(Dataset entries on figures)
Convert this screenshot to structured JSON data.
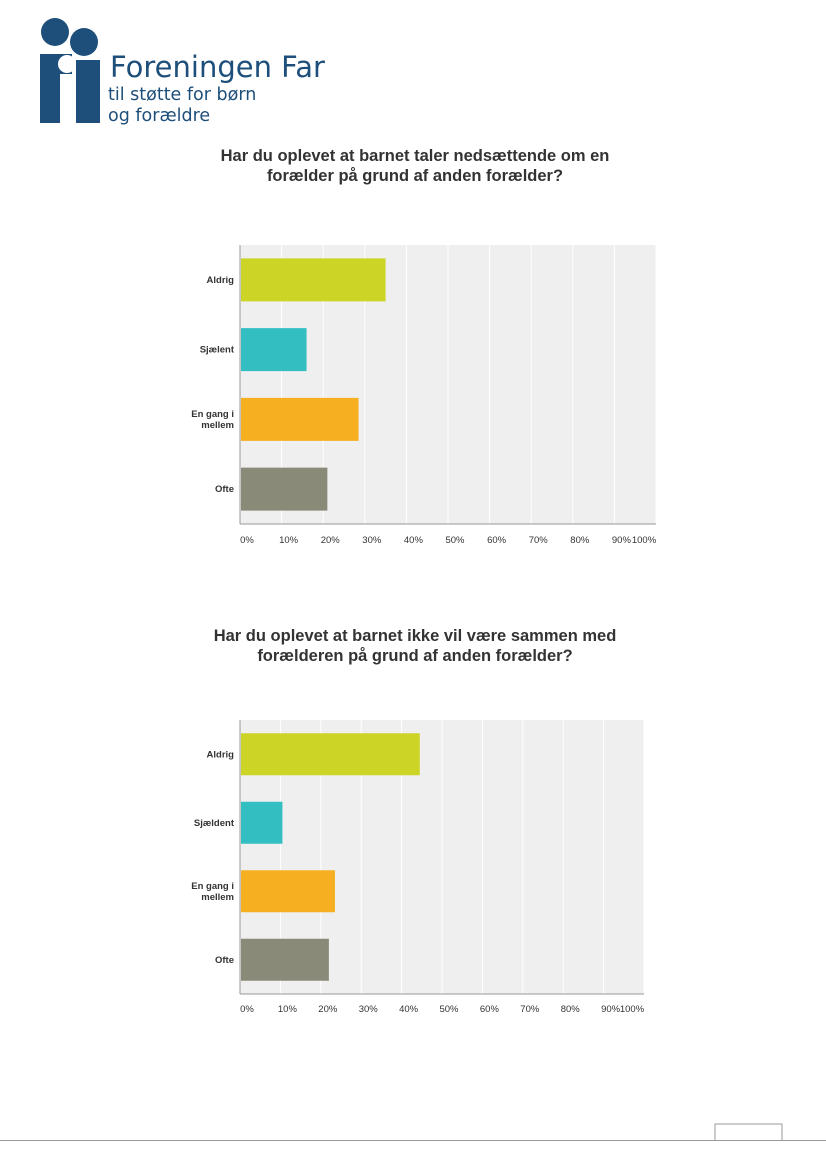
{
  "header": {
    "logo_name": "Foreningen Far",
    "logo_tagline_1": "til støtte for børn",
    "logo_tagline_2": "og forældre"
  },
  "colors": {
    "brand": "#1e4f7a",
    "plot_background": "#efefef",
    "gridline": "#ffffff",
    "axis": "#999999"
  },
  "chart_data": [
    {
      "type": "bar",
      "orientation": "horizontal",
      "title": "Har du oplevet at barnet taler nedsættende om en forælder på grund af anden forælder?",
      "categories": [
        "Aldrig",
        "Sjælent",
        "En gang i mellem",
        "Ofte"
      ],
      "values": [
        35,
        16,
        28.5,
        21
      ],
      "colors": [
        "#ccd425",
        "#33bec1",
        "#f6af20",
        "#8a8a78"
      ],
      "xlim": [
        0,
        100
      ],
      "xticks": [
        "0%",
        "10%",
        "20%",
        "30%",
        "40%",
        "50%",
        "60%",
        "70%",
        "80%",
        "90%",
        "100%"
      ],
      "grid": true
    },
    {
      "type": "bar",
      "orientation": "horizontal",
      "title": "Har du oplevet at barnet ikke vil være sammen med forælderen på grund af anden forælder?",
      "categories": [
        "Aldrig",
        "Sjældent",
        "En gang i mellem",
        "Ofte"
      ],
      "values": [
        44.5,
        10.5,
        23.5,
        22
      ],
      "colors": [
        "#ccd425",
        "#33bec1",
        "#f6af20",
        "#8a8a78"
      ],
      "xlim": [
        0,
        100
      ],
      "xticks": [
        "0%",
        "10%",
        "20%",
        "30%",
        "40%",
        "50%",
        "60%",
        "70%",
        "80%",
        "90%",
        "100%"
      ],
      "grid": true
    }
  ]
}
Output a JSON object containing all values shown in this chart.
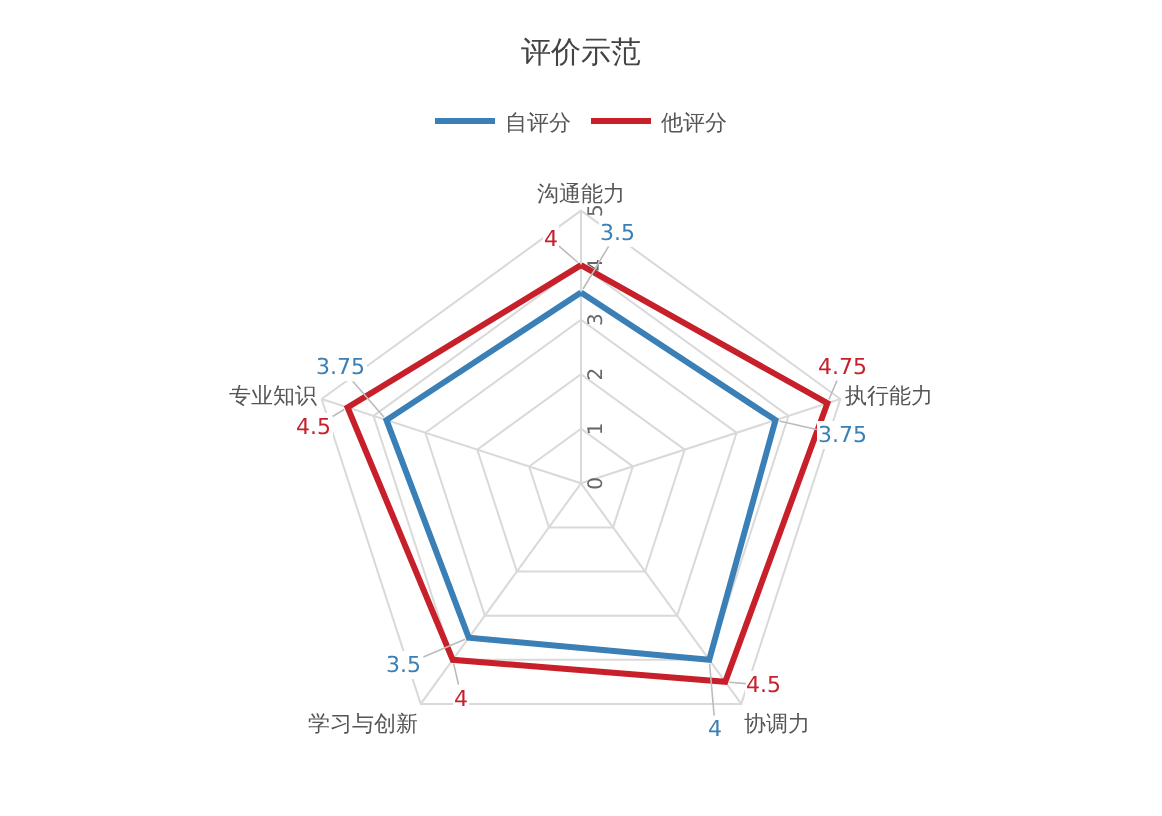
{
  "chart_data": {
    "type": "radar",
    "title": "评价示范",
    "categories": [
      "沟通能力",
      "执行能力",
      "协调力",
      "学习与创新",
      "专业知识"
    ],
    "series": [
      {
        "name": "自评分",
        "color": "#3a7fb5",
        "values": [
          3.5,
          3.75,
          4,
          3.5,
          3.75
        ]
      },
      {
        "name": "他评分",
        "color": "#c8202a",
        "values": [
          4,
          4.75,
          4.5,
          4,
          4.5
        ]
      }
    ],
    "ylim": [
      0,
      5
    ],
    "yticks": [
      0,
      1,
      2,
      3,
      4,
      5
    ],
    "data_labels": true,
    "legend": "top",
    "grid": true,
    "marker": "none",
    "line_style": "solid"
  }
}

#### Aim of the task
Omit the pictures and give the material again, exactly and in full.

#### Response to this task
Convert this screenshot to structured JSON data.
{
  "header": {
    "logo_name": "Foreningen Far",
    "logo_tagline_1": "til støtte for børn",
    "logo_tagline_2": "og forældre"
  },
  "colors": {
    "brand": "#1e4f7a",
    "plot_background": "#efefef",
    "gridline": "#ffffff",
    "axis": "#999999"
  },
  "chart_data": [
    {
      "type": "bar",
      "orientation": "horizontal",
      "title": "Har du oplevet at barnet taler nedsættende om en forælder på grund af anden forælder?",
      "categories": [
        "Aldrig",
        "Sjælent",
        "En gang i mellem",
        "Ofte"
      ],
      "values": [
        35,
        16,
        28.5,
        21
      ],
      "colors": [
        "#ccd425",
        "#33bec1",
        "#f6af20",
        "#8a8a78"
      ],
      "xlim": [
        0,
        100
      ],
      "xticks": [
        "0%",
        "10%",
        "20%",
        "30%",
        "40%",
        "50%",
        "60%",
        "70%",
        "80%",
        "90%",
        "100%"
      ],
      "grid": true
    },
    {
      "type": "bar",
      "orientation": "horizontal",
      "title": "Har du oplevet at barnet ikke vil være sammen med forælderen på grund af anden forælder?",
      "categories": [
        "Aldrig",
        "Sjældent",
        "En gang i mellem",
        "Ofte"
      ],
      "values": [
        44.5,
        10.5,
        23.5,
        22
      ],
      "colors": [
        "#ccd425",
        "#33bec1",
        "#f6af20",
        "#8a8a78"
      ],
      "xlim": [
        0,
        100
      ],
      "xticks": [
        "0%",
        "10%",
        "20%",
        "30%",
        "40%",
        "50%",
        "60%",
        "70%",
        "80%",
        "90%",
        "100%"
      ],
      "grid": true
    }
  ]
}
Output a JSON object containing all values shown in this chart.
{
  "chart_data": {
    "type": "radar",
    "title": "评价示范",
    "categories": [
      "沟通能力",
      "执行能力",
      "协调力",
      "学习与创新",
      "专业知识"
    ],
    "series": [
      {
        "name": "自评分",
        "color": "#3a7fb5",
        "values": [
          3.5,
          3.75,
          4,
          3.5,
          3.75
        ]
      },
      {
        "name": "他评分",
        "color": "#c8202a",
        "values": [
          4,
          4.75,
          4.5,
          4,
          4.5
        ]
      }
    ],
    "ylim": [
      0,
      5
    ],
    "yticks": [
      0,
      1,
      2,
      3,
      4,
      5
    ],
    "data_labels": true,
    "legend": "top",
    "grid": true,
    "marker": "none",
    "line_style": "solid"
  }
}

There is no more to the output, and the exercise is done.